_WORKING DATA_
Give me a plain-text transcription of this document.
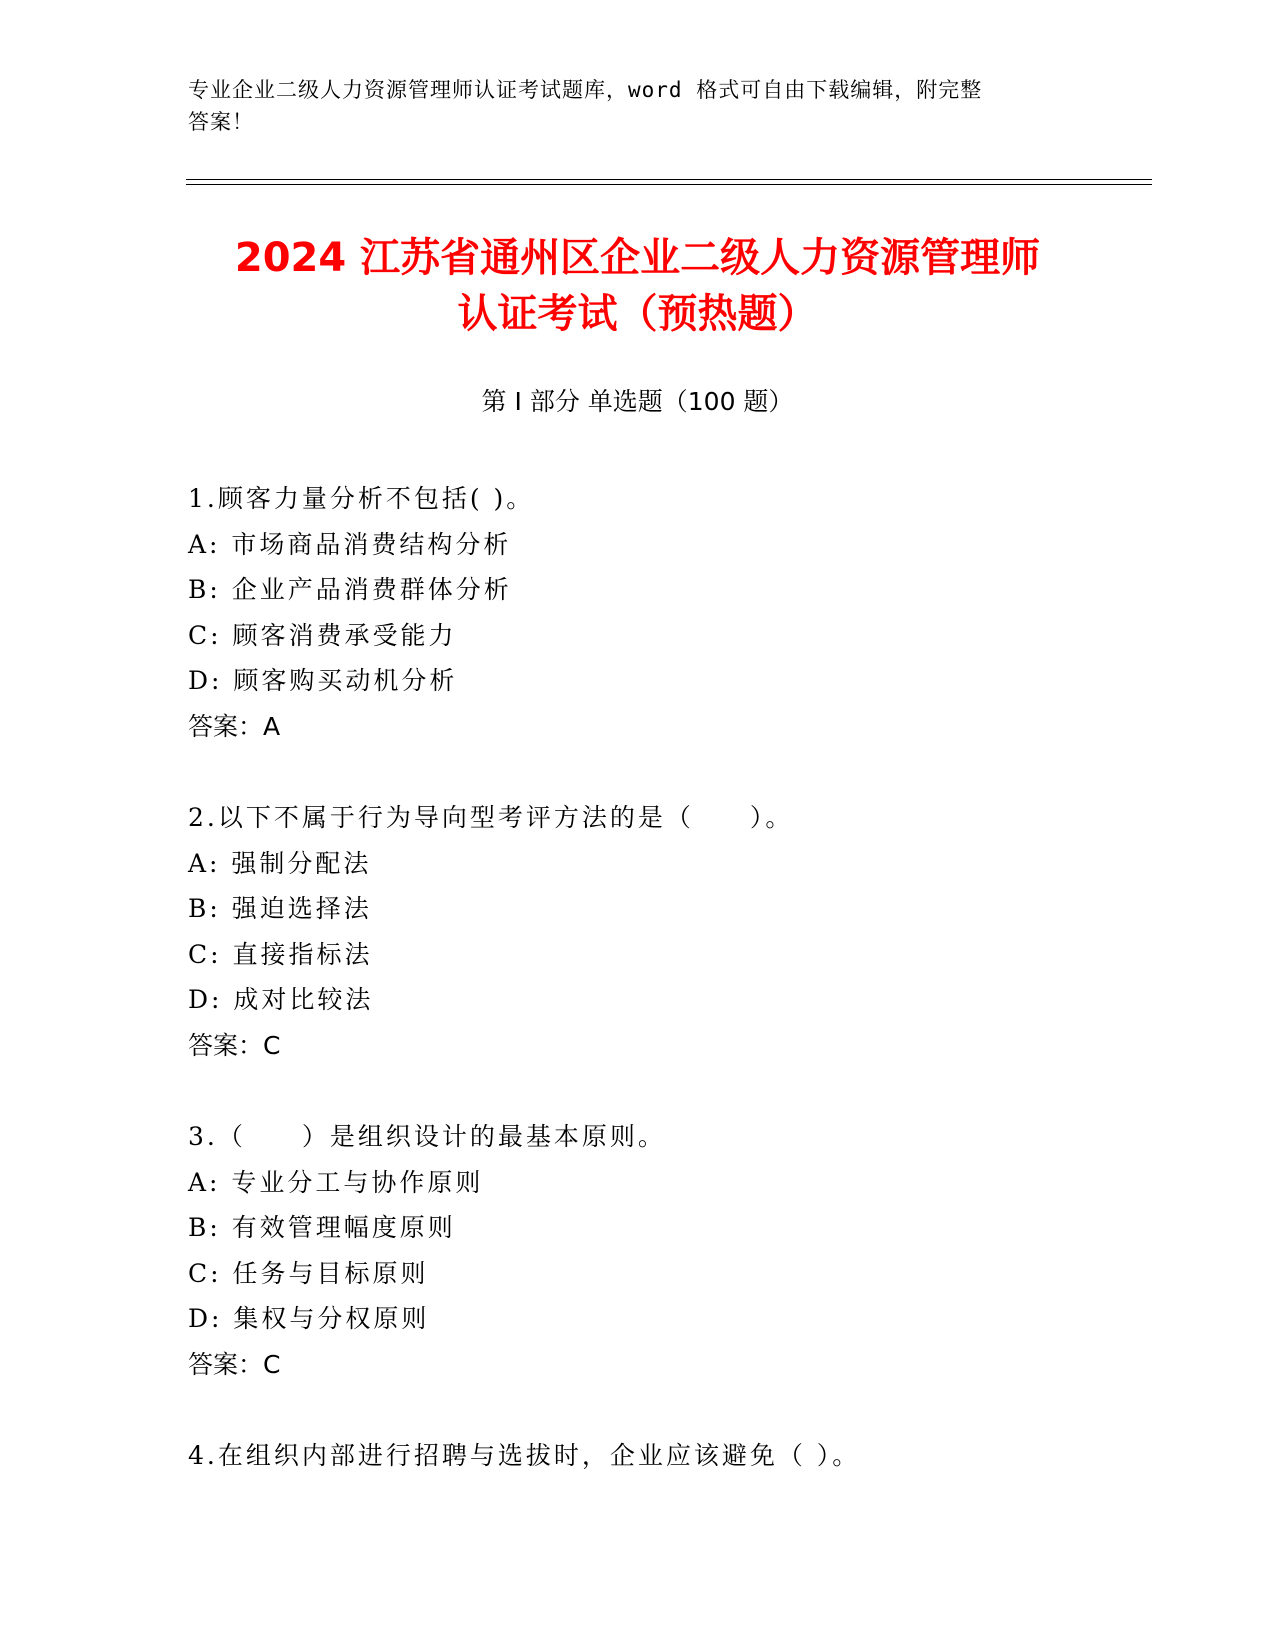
专业企业二级人力资源管理师认证考试题库，word 格式可自由下载编辑，附完整
答案！
2024 江苏省通州区企业二级人力资源管理师
认证考试（预热题）
第 I 部分 单选题（100 题）
1.顾客力量分析不包括( )。
A: 市场商品消费结构分析
B: 企业产品消费群体分析
C: 顾客消费承受能力
D: 顾客购买动机分析
答案：A
2.以下不属于行为导向型考评方法的是（　　）。
A: 强制分配法
B: 强迫选择法
C: 直接指标法
D: 成对比较法
答案：C
3.（　　）是组织设计的最基本原则。
A: 专业分工与协作原则
B: 有效管理幅度原则
C: 任务与目标原则
D: 集权与分权原则
答案：C
4.在组织内部进行招聘与选拔时，企业应该避免（ ）。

_DIRECTIONS_
Give back every line exactly as it stands, pictures excluded.

_RESPONSE TO THE TASK_
Give me a plain-text transcription of this document.
专业企业二级人力资源管理师认证考试题库，word 格式可自由下载编辑，附完整
答案！
2024 江苏省通州区企业二级人力资源管理师
认证考试（预热题）
第 I 部分 单选题（100 题）
1.顾客力量分析不包括( )。
A: 市场商品消费结构分析
B: 企业产品消费群体分析
C: 顾客消费承受能力
D: 顾客购买动机分析
答案：A
2.以下不属于行为导向型考评方法的是（　　）。
A: 强制分配法
B: 强迫选择法
C: 直接指标法
D: 成对比较法
答案：C
3.（　　）是组织设计的最基本原则。
A: 专业分工与协作原则
B: 有效管理幅度原则
C: 任务与目标原则
D: 集权与分权原则
答案：C
4.在组织内部进行招聘与选拔时，企业应该避免（ ）。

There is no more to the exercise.